Figure data in JSON
-- START --

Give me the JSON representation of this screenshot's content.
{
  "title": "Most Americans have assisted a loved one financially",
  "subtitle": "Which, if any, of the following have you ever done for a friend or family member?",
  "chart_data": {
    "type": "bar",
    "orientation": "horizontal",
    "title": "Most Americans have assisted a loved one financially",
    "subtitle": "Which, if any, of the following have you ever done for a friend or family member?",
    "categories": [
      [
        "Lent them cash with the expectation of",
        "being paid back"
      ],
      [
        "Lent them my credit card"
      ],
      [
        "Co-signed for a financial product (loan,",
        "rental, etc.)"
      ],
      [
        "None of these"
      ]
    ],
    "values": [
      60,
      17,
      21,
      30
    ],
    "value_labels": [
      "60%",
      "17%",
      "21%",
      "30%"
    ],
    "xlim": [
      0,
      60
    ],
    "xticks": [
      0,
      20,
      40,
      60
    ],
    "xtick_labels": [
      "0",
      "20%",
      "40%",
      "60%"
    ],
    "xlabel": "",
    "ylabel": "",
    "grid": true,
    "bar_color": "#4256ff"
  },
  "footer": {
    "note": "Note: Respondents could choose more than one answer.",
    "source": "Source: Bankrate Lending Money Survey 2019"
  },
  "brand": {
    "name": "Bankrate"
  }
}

-- END --
-- START --

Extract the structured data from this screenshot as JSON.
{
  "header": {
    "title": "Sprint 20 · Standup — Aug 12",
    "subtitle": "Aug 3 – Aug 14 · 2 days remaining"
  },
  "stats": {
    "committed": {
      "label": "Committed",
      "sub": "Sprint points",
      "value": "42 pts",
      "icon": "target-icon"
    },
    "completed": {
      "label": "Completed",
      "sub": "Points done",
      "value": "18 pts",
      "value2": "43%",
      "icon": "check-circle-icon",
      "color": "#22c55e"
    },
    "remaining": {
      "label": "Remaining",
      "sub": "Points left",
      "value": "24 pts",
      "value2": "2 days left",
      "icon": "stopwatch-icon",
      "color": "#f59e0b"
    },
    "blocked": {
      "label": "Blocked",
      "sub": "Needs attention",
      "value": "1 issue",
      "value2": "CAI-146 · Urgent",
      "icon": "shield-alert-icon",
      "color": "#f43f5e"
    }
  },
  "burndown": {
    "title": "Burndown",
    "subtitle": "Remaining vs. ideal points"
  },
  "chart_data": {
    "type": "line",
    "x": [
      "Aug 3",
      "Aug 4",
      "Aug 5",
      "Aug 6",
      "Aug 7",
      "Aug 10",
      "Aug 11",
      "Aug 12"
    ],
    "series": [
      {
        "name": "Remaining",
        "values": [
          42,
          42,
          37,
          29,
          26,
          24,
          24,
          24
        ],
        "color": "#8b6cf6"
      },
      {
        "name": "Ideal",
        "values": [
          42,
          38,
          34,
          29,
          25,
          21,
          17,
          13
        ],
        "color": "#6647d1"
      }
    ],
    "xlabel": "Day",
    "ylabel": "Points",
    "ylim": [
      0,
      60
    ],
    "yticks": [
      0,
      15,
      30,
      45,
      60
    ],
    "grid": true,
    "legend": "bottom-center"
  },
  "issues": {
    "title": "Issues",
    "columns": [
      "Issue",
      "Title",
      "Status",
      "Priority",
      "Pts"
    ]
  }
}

-- END --
-- START --

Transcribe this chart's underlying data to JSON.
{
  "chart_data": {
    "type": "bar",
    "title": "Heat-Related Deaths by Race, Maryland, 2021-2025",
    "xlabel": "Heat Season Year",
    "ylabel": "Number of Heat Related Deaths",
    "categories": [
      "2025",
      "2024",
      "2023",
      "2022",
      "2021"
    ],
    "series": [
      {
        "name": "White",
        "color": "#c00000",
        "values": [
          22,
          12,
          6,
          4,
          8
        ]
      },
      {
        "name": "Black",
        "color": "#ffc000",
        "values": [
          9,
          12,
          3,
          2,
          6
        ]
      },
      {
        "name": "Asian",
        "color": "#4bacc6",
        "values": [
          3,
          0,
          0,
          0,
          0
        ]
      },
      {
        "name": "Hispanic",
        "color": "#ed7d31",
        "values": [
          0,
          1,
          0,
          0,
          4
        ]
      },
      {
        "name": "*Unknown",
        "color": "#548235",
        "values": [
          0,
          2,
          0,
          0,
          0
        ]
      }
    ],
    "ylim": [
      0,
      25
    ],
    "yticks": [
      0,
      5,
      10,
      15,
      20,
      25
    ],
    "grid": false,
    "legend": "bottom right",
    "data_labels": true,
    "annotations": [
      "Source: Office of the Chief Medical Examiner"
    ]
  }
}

-- END --

AIM: Extract all lines containing the word "them".

THE RESULT:
        "Lent them cash with the expectation of",
        "Lent them my credit card"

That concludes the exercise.